-- Start of RECORDS PROVIDED --

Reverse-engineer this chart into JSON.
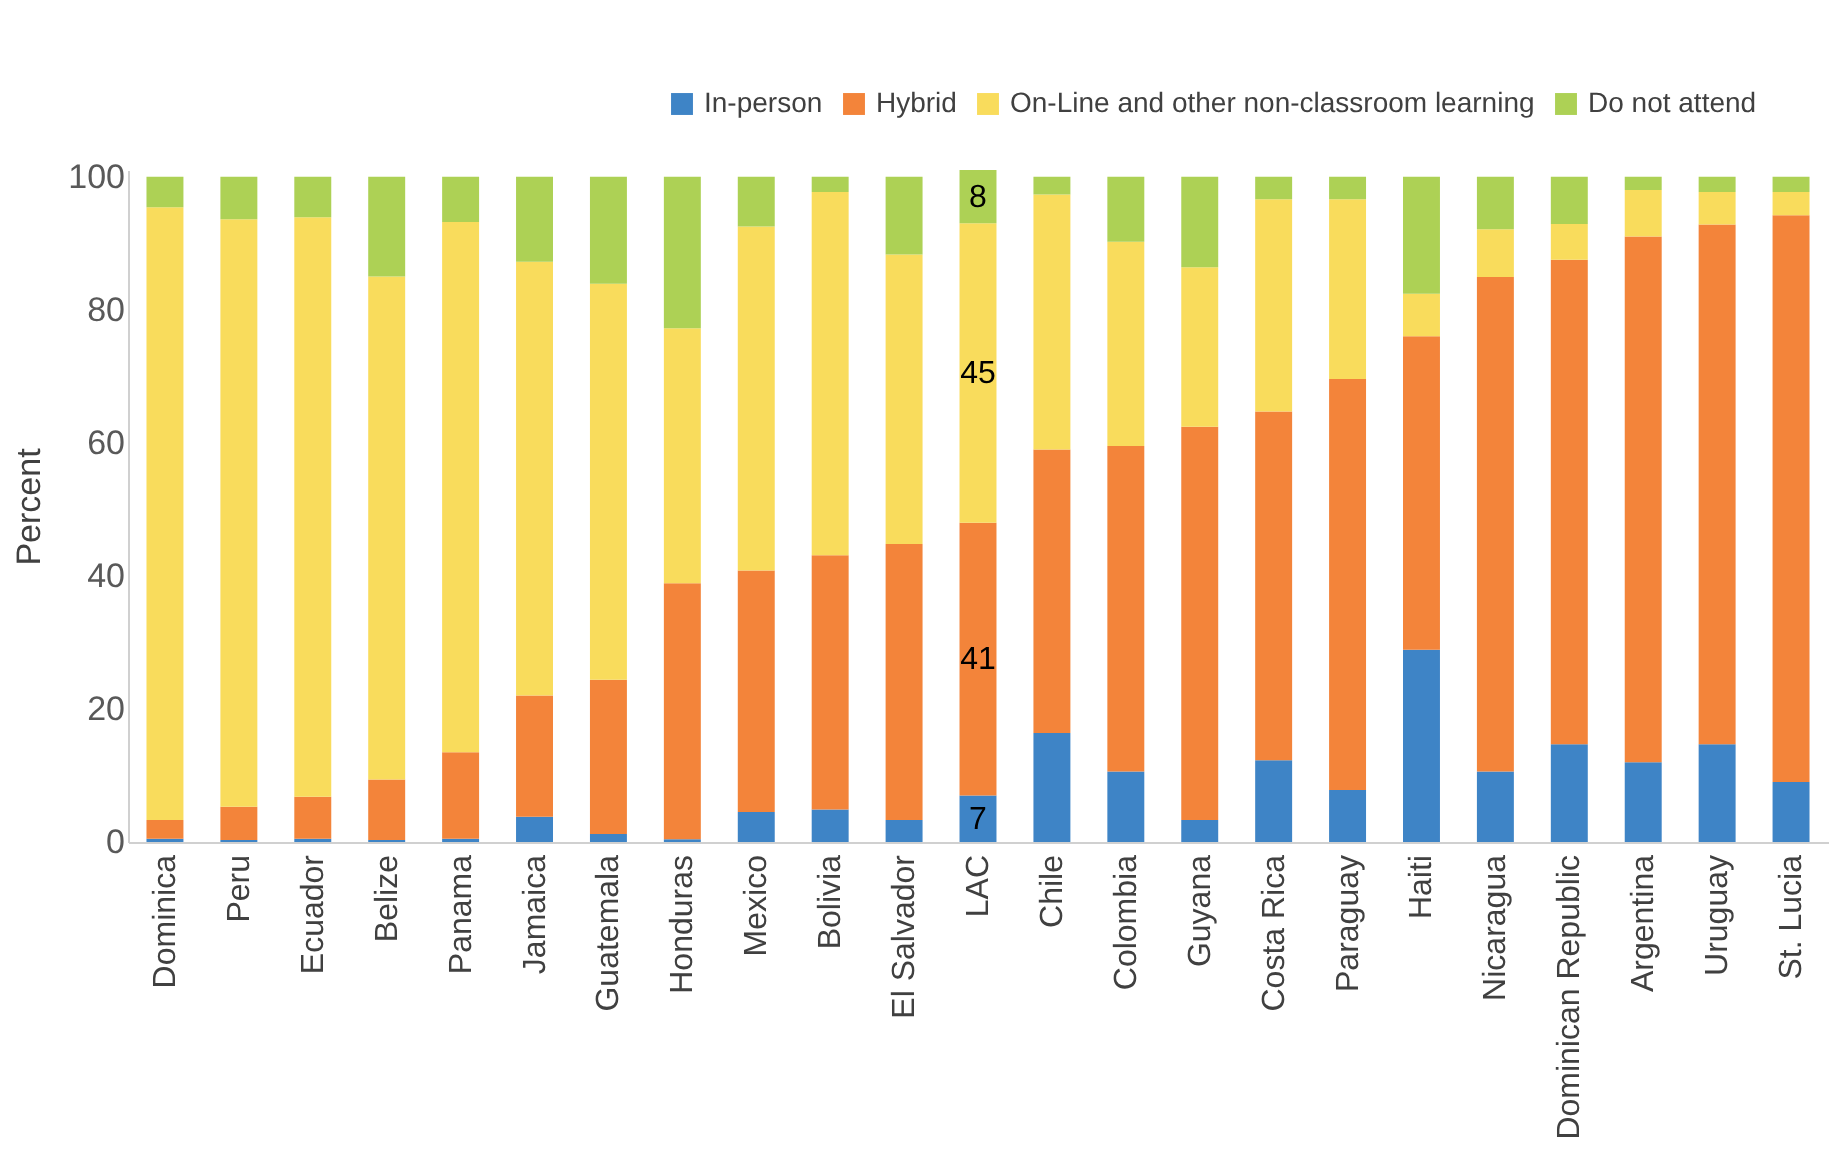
{
  "chart_data": {
    "type": "bar",
    "stacked": true,
    "ylabel": "Percent",
    "categories": [
      "Dominica",
      "Peru",
      "Ecuador",
      "Belize",
      "Panama",
      "Jamaica",
      "Guatemala",
      "Honduras",
      "Mexico",
      "Bolivia",
      "El Salvador",
      "LAC",
      "Chile",
      "Colombia",
      "Guyana",
      "Costa Rica",
      "Paraguay",
      "Haiti",
      "Nicaragua",
      "Dominican Republic",
      "Argentina",
      "Uruguay",
      "St. Lucia"
    ],
    "series": [
      {
        "name": "In-person",
        "color": "#3e84c6",
        "values": [
          0.5,
          0.3,
          0.5,
          0.3,
          0.5,
          3.8,
          1.2,
          0.4,
          4.5,
          4.9,
          3.3,
          7,
          16.4,
          10.6,
          3.3,
          12.3,
          7.8,
          28.9,
          10.6,
          14.7,
          12.0,
          14.7,
          9.0
        ],
        "value_labels": [
          null,
          null,
          null,
          null,
          null,
          null,
          null,
          null,
          null,
          null,
          null,
          "7",
          null,
          null,
          null,
          null,
          null,
          null,
          null,
          null,
          null,
          null,
          null
        ]
      },
      {
        "name": "Hybrid",
        "color": "#f3843a",
        "values": [
          2.8,
          5.0,
          6.3,
          9.1,
          13.0,
          18.2,
          23.2,
          38.5,
          36.3,
          38.2,
          41.5,
          41,
          42.6,
          48.9,
          59.1,
          52.4,
          61.8,
          47.1,
          74.3,
          72.8,
          79.0,
          78.1,
          85.2
        ],
        "value_labels": [
          null,
          null,
          null,
          null,
          null,
          null,
          null,
          null,
          null,
          null,
          null,
          "41",
          null,
          null,
          null,
          null,
          null,
          null,
          null,
          null,
          null,
          null,
          null
        ]
      },
      {
        "name": "On-Line and other non-classroom learning",
        "color": "#f9dc5c",
        "values": [
          92.1,
          88.3,
          87.1,
          75.6,
          79.7,
          65.2,
          59.5,
          38.3,
          51.7,
          54.6,
          43.5,
          45,
          38.3,
          30.7,
          24.0,
          31.9,
          27.0,
          6.4,
          7.2,
          5.4,
          7.0,
          4.9,
          3.5
        ],
        "value_labels": [
          null,
          null,
          null,
          null,
          null,
          null,
          null,
          null,
          null,
          null,
          null,
          "45",
          null,
          null,
          null,
          null,
          null,
          null,
          null,
          null,
          null,
          null,
          null
        ]
      },
      {
        "name": "Do not attend",
        "color": "#add155",
        "values": [
          4.6,
          6.4,
          6.1,
          15.0,
          6.8,
          12.8,
          16.1,
          22.8,
          7.5,
          2.3,
          11.7,
          8,
          2.7,
          9.8,
          13.6,
          3.4,
          3.4,
          17.6,
          7.9,
          7.1,
          2.0,
          2.3,
          2.3
        ],
        "value_labels": [
          null,
          null,
          null,
          null,
          null,
          null,
          null,
          null,
          null,
          null,
          null,
          "8",
          null,
          null,
          null,
          null,
          null,
          null,
          null,
          null,
          null,
          null,
          null
        ]
      }
    ],
    "ylim": [
      0,
      101
    ],
    "yticks": [
      0,
      20,
      40,
      60,
      80,
      100
    ],
    "grid": false,
    "legend": "top right"
  }
}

-- End of RECORDS PROVIDED --

**THE REQUEST**
Leave images out of the retyped records; keep all else exact.

**TASK SOLUTION**
Reverse-engineer this chart into JSON.
{
  "chart_data": {
    "type": "bar",
    "stacked": true,
    "ylabel": "Percent",
    "categories": [
      "Dominica",
      "Peru",
      "Ecuador",
      "Belize",
      "Panama",
      "Jamaica",
      "Guatemala",
      "Honduras",
      "Mexico",
      "Bolivia",
      "El Salvador",
      "LAC",
      "Chile",
      "Colombia",
      "Guyana",
      "Costa Rica",
      "Paraguay",
      "Haiti",
      "Nicaragua",
      "Dominican Republic",
      "Argentina",
      "Uruguay",
      "St. Lucia"
    ],
    "series": [
      {
        "name": "In-person",
        "color": "#3e84c6",
        "values": [
          0.5,
          0.3,
          0.5,
          0.3,
          0.5,
          3.8,
          1.2,
          0.4,
          4.5,
          4.9,
          3.3,
          7,
          16.4,
          10.6,
          3.3,
          12.3,
          7.8,
          28.9,
          10.6,
          14.7,
          12.0,
          14.7,
          9.0
        ],
        "value_labels": [
          null,
          null,
          null,
          null,
          null,
          null,
          null,
          null,
          null,
          null,
          null,
          "7",
          null,
          null,
          null,
          null,
          null,
          null,
          null,
          null,
          null,
          null,
          null
        ]
      },
      {
        "name": "Hybrid",
        "color": "#f3843a",
        "values": [
          2.8,
          5.0,
          6.3,
          9.1,
          13.0,
          18.2,
          23.2,
          38.5,
          36.3,
          38.2,
          41.5,
          41,
          42.6,
          48.9,
          59.1,
          52.4,
          61.8,
          47.1,
          74.3,
          72.8,
          79.0,
          78.1,
          85.2
        ],
        "value_labels": [
          null,
          null,
          null,
          null,
          null,
          null,
          null,
          null,
          null,
          null,
          null,
          "41",
          null,
          null,
          null,
          null,
          null,
          null,
          null,
          null,
          null,
          null,
          null
        ]
      },
      {
        "name": "On-Line and other non-classroom learning",
        "color": "#f9dc5c",
        "values": [
          92.1,
          88.3,
          87.1,
          75.6,
          79.7,
          65.2,
          59.5,
          38.3,
          51.7,
          54.6,
          43.5,
          45,
          38.3,
          30.7,
          24.0,
          31.9,
          27.0,
          6.4,
          7.2,
          5.4,
          7.0,
          4.9,
          3.5
        ],
        "value_labels": [
          null,
          null,
          null,
          null,
          null,
          null,
          null,
          null,
          null,
          null,
          null,
          "45",
          null,
          null,
          null,
          null,
          null,
          null,
          null,
          null,
          null,
          null,
          null
        ]
      },
      {
        "name": "Do not attend",
        "color": "#add155",
        "values": [
          4.6,
          6.4,
          6.1,
          15.0,
          6.8,
          12.8,
          16.1,
          22.8,
          7.5,
          2.3,
          11.7,
          8,
          2.7,
          9.8,
          13.6,
          3.4,
          3.4,
          17.6,
          7.9,
          7.1,
          2.0,
          2.3,
          2.3
        ],
        "value_labels": [
          null,
          null,
          null,
          null,
          null,
          null,
          null,
          null,
          null,
          null,
          null,
          "8",
          null,
          null,
          null,
          null,
          null,
          null,
          null,
          null,
          null,
          null,
          null
        ]
      }
    ],
    "ylim": [
      0,
      101
    ],
    "yticks": [
      0,
      20,
      40,
      60,
      80,
      100
    ],
    "grid": false,
    "legend": "top right"
  }
}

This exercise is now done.